▸ TO DO: Can you print the listing below line for line without changes, starting at the line with "Give me the" and ending with the line with "respiration-trace-dot [385, 855, 391, 861]", including both?

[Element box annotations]
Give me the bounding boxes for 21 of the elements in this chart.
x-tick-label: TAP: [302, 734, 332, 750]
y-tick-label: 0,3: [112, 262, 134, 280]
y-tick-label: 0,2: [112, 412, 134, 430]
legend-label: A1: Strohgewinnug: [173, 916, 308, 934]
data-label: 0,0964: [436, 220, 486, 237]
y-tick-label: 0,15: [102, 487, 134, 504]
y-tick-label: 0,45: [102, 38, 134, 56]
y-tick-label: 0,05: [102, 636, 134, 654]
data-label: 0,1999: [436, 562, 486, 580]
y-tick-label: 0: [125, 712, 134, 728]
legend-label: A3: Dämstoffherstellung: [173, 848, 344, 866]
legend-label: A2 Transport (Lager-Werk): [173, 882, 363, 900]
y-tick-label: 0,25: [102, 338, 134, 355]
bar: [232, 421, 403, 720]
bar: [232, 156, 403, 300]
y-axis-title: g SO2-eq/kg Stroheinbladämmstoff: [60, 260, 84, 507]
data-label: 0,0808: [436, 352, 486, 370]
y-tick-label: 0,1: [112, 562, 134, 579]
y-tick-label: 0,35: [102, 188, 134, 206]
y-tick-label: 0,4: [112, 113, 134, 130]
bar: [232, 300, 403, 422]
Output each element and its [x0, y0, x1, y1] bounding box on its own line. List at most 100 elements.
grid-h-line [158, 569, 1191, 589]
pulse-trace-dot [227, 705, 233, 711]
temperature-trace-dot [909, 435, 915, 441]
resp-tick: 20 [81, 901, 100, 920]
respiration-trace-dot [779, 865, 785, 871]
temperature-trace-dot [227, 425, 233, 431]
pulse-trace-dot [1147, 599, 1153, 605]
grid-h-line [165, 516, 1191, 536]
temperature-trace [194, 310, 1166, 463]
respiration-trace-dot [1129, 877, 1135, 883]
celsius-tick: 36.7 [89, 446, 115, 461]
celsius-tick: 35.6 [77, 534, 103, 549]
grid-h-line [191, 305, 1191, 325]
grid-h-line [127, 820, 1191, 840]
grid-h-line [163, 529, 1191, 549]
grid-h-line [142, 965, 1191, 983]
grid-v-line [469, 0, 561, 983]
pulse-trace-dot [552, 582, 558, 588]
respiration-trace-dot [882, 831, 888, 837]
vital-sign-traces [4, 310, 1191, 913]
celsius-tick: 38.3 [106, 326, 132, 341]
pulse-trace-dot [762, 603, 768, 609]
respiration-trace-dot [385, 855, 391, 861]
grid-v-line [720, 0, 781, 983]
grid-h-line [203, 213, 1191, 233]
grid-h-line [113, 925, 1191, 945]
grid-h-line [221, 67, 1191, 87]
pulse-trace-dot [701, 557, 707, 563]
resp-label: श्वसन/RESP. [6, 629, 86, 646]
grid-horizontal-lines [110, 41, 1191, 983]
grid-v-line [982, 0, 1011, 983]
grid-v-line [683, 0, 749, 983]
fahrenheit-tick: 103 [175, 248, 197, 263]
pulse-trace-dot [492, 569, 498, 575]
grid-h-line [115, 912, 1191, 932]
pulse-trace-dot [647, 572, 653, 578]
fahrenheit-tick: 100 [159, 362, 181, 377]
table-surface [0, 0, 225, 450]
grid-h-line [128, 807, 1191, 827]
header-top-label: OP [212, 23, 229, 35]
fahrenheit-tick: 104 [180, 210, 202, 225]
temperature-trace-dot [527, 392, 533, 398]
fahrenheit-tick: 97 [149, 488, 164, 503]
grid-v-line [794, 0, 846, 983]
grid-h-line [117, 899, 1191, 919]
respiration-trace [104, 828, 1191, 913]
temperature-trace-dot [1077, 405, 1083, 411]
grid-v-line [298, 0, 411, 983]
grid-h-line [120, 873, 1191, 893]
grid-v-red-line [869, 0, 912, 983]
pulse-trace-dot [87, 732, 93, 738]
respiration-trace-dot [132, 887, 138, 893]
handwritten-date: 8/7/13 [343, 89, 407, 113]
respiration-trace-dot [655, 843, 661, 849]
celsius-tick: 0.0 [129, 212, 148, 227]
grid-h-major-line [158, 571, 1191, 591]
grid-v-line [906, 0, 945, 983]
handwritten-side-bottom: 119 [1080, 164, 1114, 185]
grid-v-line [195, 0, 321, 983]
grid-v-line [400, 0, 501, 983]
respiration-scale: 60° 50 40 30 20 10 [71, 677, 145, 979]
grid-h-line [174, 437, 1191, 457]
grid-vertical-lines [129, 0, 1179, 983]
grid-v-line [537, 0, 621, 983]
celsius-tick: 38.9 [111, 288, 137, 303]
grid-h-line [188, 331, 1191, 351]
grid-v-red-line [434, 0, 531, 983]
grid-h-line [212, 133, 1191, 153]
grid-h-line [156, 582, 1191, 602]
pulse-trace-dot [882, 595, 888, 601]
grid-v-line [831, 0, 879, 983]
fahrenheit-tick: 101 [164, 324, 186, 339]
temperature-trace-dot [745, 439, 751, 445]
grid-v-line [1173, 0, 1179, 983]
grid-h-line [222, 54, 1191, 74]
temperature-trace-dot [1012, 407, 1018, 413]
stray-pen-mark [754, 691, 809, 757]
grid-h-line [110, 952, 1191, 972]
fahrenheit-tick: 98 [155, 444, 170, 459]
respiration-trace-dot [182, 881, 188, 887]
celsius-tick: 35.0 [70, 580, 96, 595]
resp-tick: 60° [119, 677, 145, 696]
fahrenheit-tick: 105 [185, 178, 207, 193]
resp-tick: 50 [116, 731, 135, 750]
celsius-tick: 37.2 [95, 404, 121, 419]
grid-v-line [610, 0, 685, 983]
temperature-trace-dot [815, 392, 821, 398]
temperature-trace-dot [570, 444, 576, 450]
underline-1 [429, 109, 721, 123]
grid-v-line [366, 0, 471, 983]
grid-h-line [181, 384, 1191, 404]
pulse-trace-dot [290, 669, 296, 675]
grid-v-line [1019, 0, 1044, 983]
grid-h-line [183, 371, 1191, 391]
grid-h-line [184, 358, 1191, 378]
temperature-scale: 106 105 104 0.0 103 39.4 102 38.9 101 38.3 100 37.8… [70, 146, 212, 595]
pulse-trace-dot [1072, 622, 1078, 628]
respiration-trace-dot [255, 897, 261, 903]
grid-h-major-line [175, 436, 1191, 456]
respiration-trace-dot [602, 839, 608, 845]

==

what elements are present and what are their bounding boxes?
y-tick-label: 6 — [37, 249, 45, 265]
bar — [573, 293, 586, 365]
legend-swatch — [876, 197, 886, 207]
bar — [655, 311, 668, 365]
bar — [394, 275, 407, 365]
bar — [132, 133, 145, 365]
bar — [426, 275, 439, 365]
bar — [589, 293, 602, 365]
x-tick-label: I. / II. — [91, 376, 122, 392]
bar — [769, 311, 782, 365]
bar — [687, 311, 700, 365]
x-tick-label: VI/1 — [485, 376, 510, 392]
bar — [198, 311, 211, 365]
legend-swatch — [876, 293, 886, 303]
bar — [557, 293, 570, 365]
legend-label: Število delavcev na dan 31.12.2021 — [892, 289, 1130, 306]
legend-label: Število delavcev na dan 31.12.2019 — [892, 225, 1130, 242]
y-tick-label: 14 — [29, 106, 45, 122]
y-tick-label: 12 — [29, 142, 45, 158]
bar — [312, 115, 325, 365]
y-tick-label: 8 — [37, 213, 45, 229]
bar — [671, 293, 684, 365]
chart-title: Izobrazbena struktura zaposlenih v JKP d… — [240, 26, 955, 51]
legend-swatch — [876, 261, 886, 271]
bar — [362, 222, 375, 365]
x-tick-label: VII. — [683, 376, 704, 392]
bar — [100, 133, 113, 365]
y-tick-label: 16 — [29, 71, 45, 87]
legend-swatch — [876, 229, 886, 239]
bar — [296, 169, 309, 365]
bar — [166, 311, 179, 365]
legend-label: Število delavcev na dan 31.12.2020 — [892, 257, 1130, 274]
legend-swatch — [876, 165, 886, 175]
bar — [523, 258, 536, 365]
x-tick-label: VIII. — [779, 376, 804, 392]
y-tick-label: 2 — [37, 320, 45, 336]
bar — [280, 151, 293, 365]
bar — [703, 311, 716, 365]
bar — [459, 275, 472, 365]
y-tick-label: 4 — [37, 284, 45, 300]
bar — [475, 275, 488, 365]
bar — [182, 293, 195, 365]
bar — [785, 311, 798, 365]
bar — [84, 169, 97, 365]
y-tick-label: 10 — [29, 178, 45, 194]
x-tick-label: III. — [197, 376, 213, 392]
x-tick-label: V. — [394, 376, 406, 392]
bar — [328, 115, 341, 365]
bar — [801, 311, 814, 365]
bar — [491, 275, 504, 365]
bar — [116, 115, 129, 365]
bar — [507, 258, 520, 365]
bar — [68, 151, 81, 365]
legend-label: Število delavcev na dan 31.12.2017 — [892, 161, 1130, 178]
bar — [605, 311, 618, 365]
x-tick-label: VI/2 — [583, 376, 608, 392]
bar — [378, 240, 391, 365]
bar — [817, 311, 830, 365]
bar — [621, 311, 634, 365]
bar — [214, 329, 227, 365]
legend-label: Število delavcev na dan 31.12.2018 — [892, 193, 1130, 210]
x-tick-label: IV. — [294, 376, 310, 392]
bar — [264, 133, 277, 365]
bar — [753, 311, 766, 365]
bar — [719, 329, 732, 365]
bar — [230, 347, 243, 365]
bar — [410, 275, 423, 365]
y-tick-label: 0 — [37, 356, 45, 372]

---

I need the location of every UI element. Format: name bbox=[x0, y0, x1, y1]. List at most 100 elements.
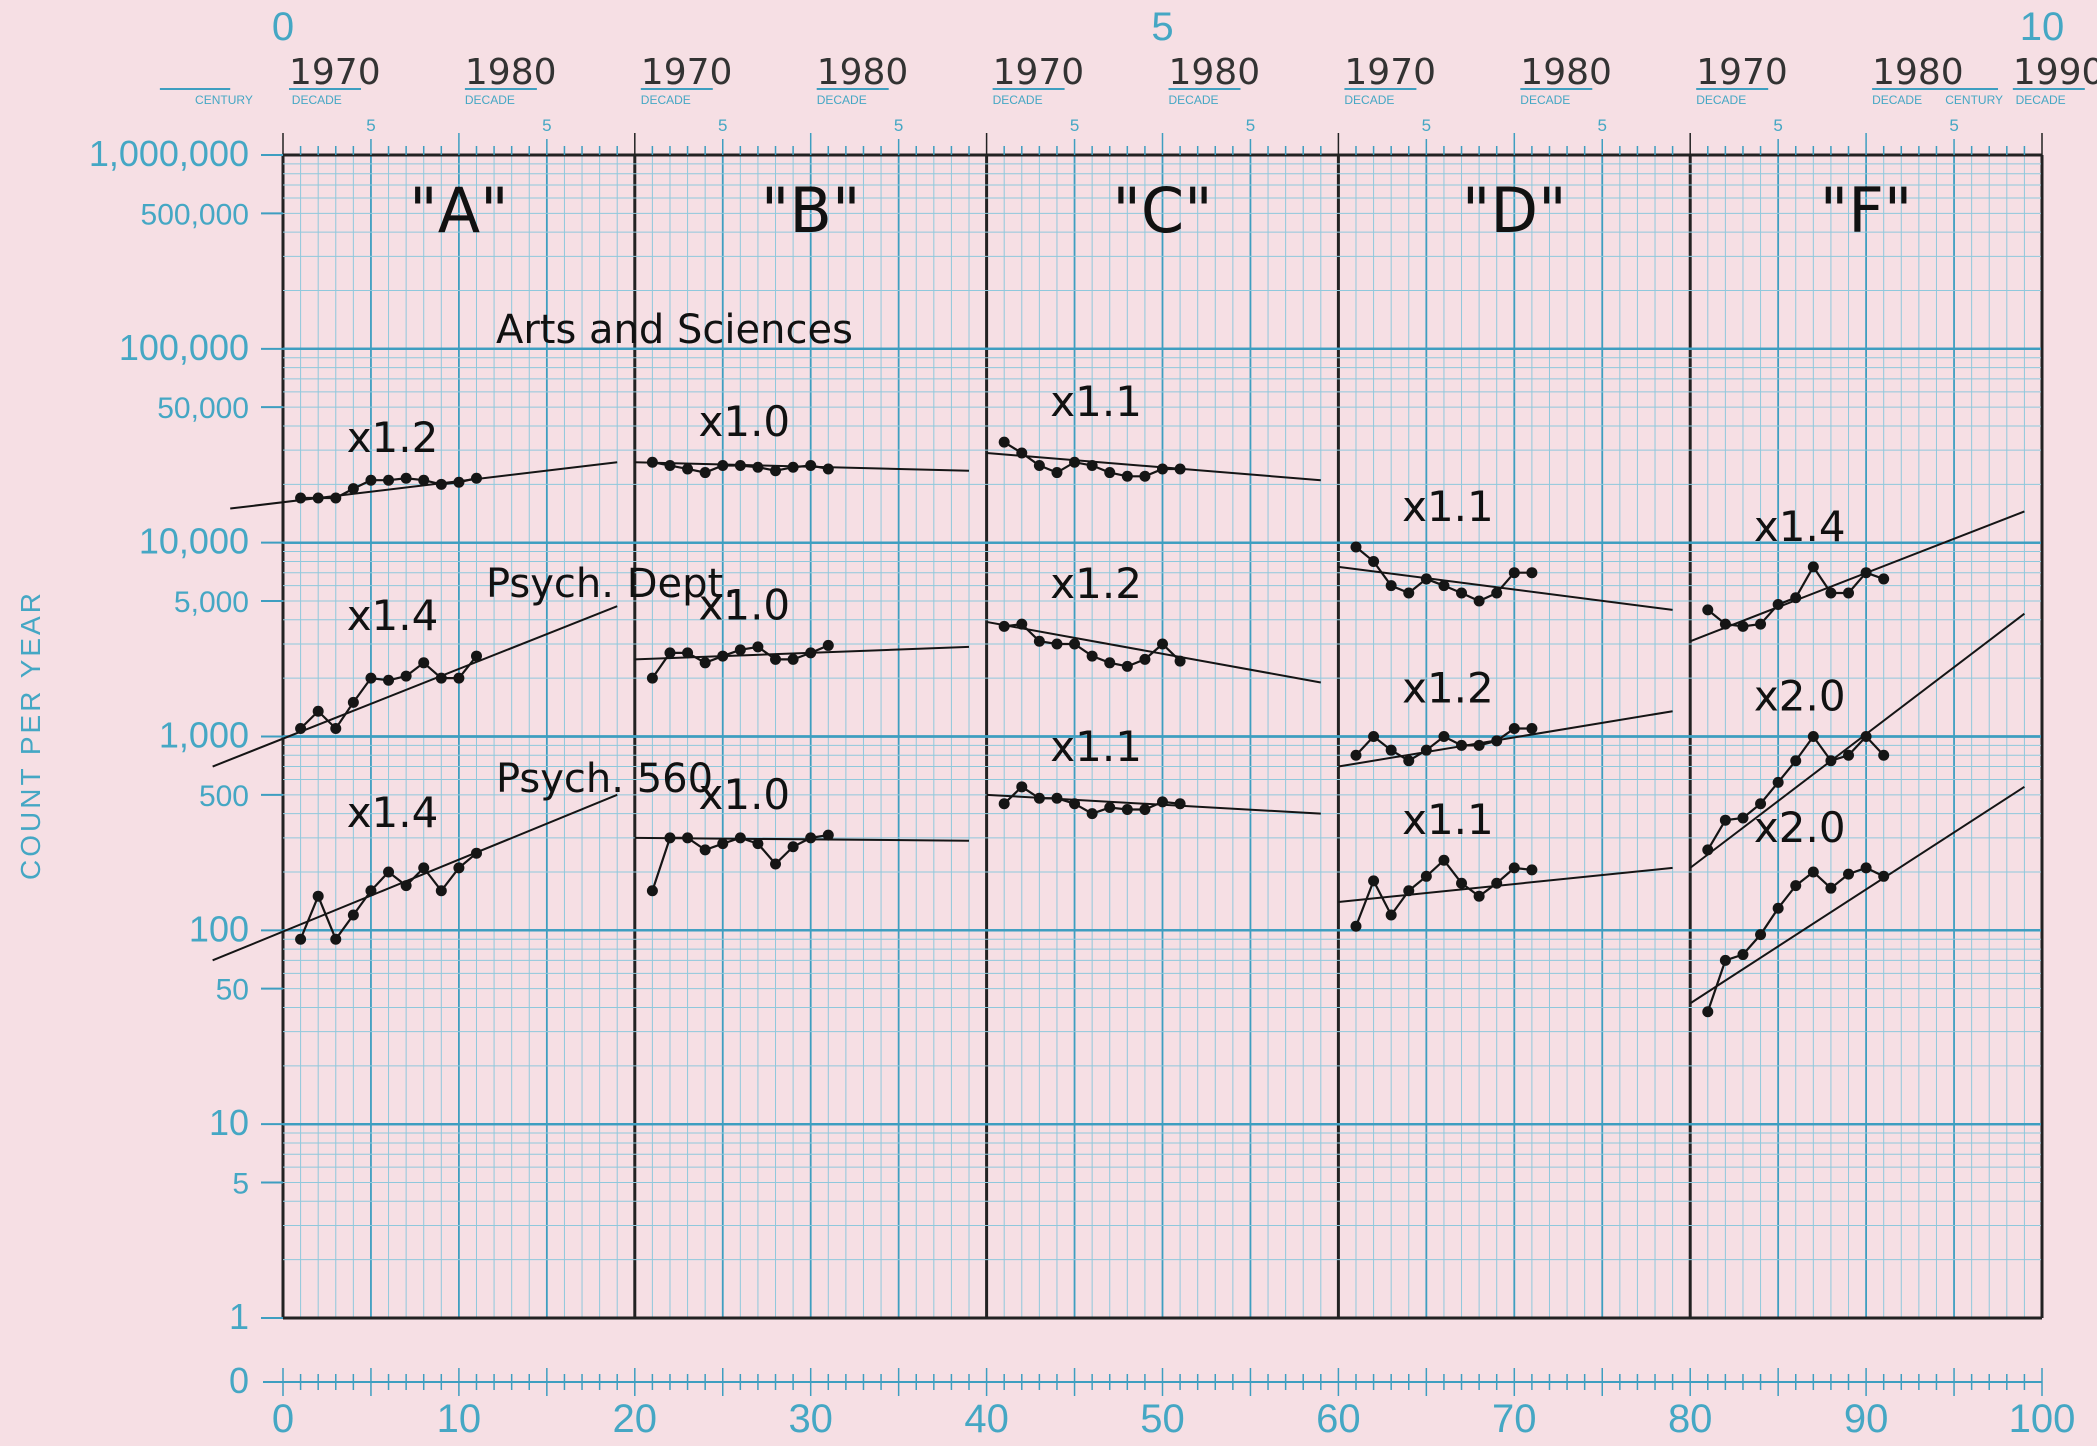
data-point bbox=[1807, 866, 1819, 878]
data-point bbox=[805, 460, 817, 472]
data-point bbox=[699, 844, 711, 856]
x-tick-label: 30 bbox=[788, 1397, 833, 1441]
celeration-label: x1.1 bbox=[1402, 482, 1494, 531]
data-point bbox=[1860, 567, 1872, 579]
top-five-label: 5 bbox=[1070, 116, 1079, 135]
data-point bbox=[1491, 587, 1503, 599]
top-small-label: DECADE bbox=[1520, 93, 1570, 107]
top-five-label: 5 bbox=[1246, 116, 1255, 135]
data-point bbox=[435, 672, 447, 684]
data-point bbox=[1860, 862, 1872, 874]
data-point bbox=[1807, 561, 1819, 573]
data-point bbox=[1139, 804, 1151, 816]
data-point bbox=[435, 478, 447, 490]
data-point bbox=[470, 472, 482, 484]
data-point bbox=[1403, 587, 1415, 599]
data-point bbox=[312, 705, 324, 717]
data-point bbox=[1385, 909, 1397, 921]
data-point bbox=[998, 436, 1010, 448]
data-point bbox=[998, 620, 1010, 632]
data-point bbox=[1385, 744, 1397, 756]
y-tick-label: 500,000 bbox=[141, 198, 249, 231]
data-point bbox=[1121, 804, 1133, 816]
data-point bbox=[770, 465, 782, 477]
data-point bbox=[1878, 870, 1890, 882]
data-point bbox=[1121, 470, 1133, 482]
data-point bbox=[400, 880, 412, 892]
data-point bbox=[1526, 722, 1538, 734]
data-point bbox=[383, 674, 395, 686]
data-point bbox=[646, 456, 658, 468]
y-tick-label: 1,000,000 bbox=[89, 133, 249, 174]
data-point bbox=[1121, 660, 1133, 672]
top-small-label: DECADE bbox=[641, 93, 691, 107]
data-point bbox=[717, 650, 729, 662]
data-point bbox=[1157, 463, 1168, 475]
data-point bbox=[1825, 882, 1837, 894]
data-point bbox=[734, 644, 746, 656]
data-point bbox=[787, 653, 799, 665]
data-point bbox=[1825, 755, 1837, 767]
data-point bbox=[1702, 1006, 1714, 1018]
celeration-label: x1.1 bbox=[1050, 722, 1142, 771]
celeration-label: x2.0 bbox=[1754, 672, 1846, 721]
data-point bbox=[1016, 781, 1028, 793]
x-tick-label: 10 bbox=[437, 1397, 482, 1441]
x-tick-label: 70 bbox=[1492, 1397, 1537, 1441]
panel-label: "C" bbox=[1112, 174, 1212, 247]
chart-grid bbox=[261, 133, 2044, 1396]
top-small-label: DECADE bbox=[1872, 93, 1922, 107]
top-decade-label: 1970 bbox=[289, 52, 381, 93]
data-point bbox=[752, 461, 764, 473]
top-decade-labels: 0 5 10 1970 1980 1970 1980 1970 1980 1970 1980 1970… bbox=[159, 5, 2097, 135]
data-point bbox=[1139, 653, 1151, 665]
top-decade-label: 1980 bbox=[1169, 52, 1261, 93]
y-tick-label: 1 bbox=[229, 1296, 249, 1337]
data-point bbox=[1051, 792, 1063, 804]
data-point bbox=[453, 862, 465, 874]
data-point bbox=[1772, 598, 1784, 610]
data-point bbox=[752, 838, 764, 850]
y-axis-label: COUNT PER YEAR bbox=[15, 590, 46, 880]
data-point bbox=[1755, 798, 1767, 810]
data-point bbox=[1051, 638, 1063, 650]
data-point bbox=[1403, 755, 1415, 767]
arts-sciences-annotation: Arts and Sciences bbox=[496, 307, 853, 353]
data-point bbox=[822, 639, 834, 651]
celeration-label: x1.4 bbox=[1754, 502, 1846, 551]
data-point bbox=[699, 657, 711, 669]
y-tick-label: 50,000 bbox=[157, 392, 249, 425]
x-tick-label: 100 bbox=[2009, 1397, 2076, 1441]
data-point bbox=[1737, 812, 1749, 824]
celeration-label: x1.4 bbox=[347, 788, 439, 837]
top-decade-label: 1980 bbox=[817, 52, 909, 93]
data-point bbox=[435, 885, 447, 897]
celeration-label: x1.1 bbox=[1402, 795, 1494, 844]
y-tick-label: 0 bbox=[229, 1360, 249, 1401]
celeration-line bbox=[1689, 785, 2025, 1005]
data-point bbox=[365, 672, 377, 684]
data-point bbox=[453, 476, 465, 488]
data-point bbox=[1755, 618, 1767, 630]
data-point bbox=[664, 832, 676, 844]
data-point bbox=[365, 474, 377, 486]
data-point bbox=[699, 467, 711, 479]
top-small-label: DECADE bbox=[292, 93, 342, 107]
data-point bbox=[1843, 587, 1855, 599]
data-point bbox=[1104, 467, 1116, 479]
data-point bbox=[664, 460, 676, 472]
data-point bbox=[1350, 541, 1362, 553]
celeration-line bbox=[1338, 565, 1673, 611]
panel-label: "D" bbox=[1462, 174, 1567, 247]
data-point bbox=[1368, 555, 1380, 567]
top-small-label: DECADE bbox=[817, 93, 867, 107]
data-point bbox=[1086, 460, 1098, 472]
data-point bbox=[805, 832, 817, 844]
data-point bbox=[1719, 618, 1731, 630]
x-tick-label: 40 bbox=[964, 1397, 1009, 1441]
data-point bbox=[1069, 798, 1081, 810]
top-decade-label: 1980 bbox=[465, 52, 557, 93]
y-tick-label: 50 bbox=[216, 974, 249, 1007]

▸ CORRECT RESULT:
Give me the bounding boxes for 21 of the elements in this chart.
x-tick-label: TAP: [302, 734, 332, 750]
y-tick-label: 0,3: [112, 262, 134, 280]
y-tick-label: 0,2: [112, 412, 134, 430]
legend-label: A1: Strohgewinnug: [173, 916, 308, 934]
data-label: 0,0964: [436, 220, 486, 237]
y-tick-label: 0,15: [102, 487, 134, 504]
y-tick-label: 0,45: [102, 38, 134, 56]
y-tick-label: 0,05: [102, 636, 134, 654]
data-label: 0,1999: [436, 562, 486, 580]
y-tick-label: 0: [125, 712, 134, 728]
legend-label: A3: Dämstoffherstellung: [173, 848, 344, 866]
legend-label: A2 Transport (Lager-Werk): [173, 882, 363, 900]
y-tick-label: 0,25: [102, 338, 134, 355]
bar: [232, 421, 403, 720]
bar: [232, 156, 403, 300]
y-axis-title: g SO2-eq/kg Stroheinbladämmstoff: [60, 260, 84, 507]
data-label: 0,0808: [436, 352, 486, 370]
y-tick-label: 0,1: [112, 562, 134, 579]
y-tick-label: 0,35: [102, 188, 134, 206]
y-tick-label: 0,4: [112, 113, 134, 130]
bar: [232, 300, 403, 422]
Output each element and its [x0, y0, x1, y1] bounding box on its own line. List at most 100 elements.
grid-h-line [158, 569, 1191, 589]
pulse-trace-dot [227, 705, 233, 711]
temperature-trace-dot [909, 435, 915, 441]
resp-tick: 20 [81, 901, 100, 920]
respiration-trace-dot [779, 865, 785, 871]
temperature-trace-dot [227, 425, 233, 431]
pulse-trace-dot [1147, 599, 1153, 605]
grid-h-line [165, 516, 1191, 536]
temperature-trace [194, 310, 1166, 463]
respiration-trace-dot [1129, 877, 1135, 883]
celsius-tick: 36.7 [89, 446, 115, 461]
celsius-tick: 35.6 [77, 534, 103, 549]
grid-h-line [191, 305, 1191, 325]
grid-h-line [127, 820, 1191, 840]
grid-h-line [163, 529, 1191, 549]
grid-h-line [142, 965, 1191, 983]
grid-v-line [469, 0, 561, 983]
pulse-trace-dot [552, 582, 558, 588]
respiration-trace-dot [882, 831, 888, 837]
vital-sign-traces [4, 310, 1191, 913]
celsius-tick: 38.3 [106, 326, 132, 341]
pulse-trace-dot [762, 603, 768, 609]
respiration-trace-dot [385, 855, 391, 861]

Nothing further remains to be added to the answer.